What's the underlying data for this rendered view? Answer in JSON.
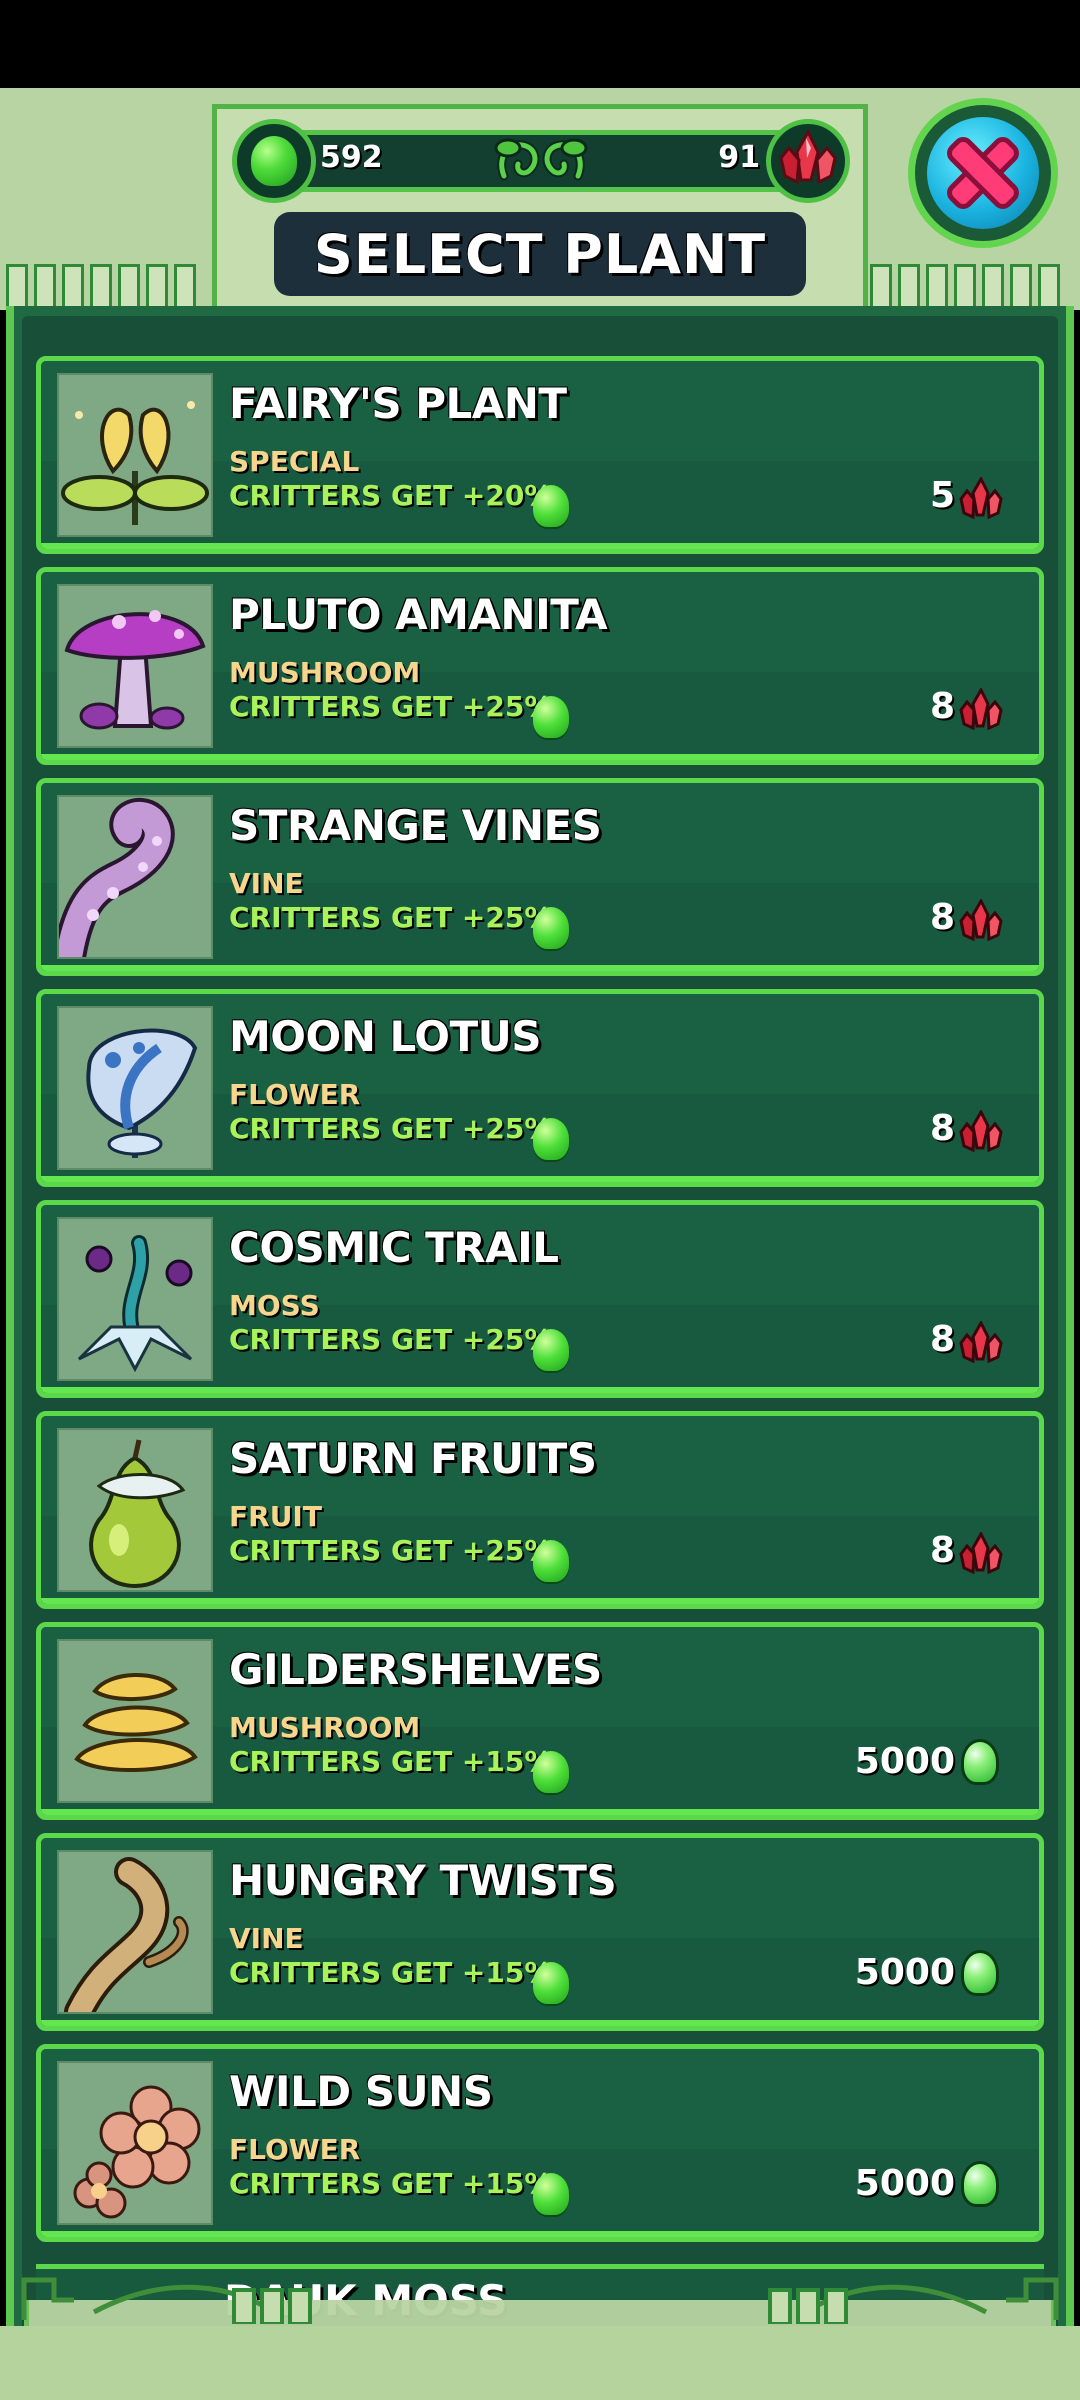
{
  "header": {
    "title": "SELECT PLANT",
    "gel_count": "592",
    "crystal_count": "91",
    "close_icon": "close-x-icon"
  },
  "colors": {
    "accent_green": "#5bd94b",
    "panel_green": "#175a3d",
    "category_gold": "#f6d68c",
    "bonus_lime": "#a8f25a",
    "crystal_red": "#e0283c"
  },
  "plants": [
    {
      "name": "FAIRY'S PLANT",
      "category": "SPECIAL",
      "bonus": "CRITTERS GET +20%",
      "price": "5",
      "currency": "crystal",
      "icon": "fairy-plant-icon"
    },
    {
      "name": "PLUTO AMANITA",
      "category": "MUSHROOM",
      "bonus": "CRITTERS GET +25%",
      "price": "8",
      "currency": "crystal",
      "icon": "purple-mushroom-icon"
    },
    {
      "name": "STRANGE VINES",
      "category": "VINE",
      "bonus": "CRITTERS GET +25%",
      "price": "8",
      "currency": "crystal",
      "icon": "tentacle-vine-icon"
    },
    {
      "name": "MOON LOTUS",
      "category": "FLOWER",
      "bonus": "CRITTERS GET +25%",
      "price": "8",
      "currency": "crystal",
      "icon": "moon-lotus-icon"
    },
    {
      "name": "COSMIC TRAIL",
      "category": "MOSS",
      "bonus": "CRITTERS GET +25%",
      "price": "8",
      "currency": "crystal",
      "icon": "cosmic-trail-icon"
    },
    {
      "name": "SATURN FRUITS",
      "category": "FRUIT",
      "bonus": "CRITTERS GET +25%",
      "price": "8",
      "currency": "crystal",
      "icon": "pear-fruit-icon"
    },
    {
      "name": "GILDERSHELVES",
      "category": "MUSHROOM",
      "bonus": "CRITTERS GET +15%",
      "price": "5000",
      "currency": "gel",
      "icon": "shelf-fungus-icon"
    },
    {
      "name": "HUNGRY TWISTS",
      "category": "VINE",
      "bonus": "CRITTERS GET +15%",
      "price": "5000",
      "currency": "gel",
      "icon": "twisted-vine-icon"
    },
    {
      "name": "WILD SUNS",
      "category": "FLOWER",
      "bonus": "CRITTERS GET +15%",
      "price": "5000",
      "currency": "gel",
      "icon": "pink-flower-icon"
    }
  ],
  "peek_item": {
    "name": "DAUK MOSS"
  }
}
..........
§ SHORT TASK:
Say how many lines have the string "name" in them, offering no words beyond the number.

§ EXERCISE RESULT:
10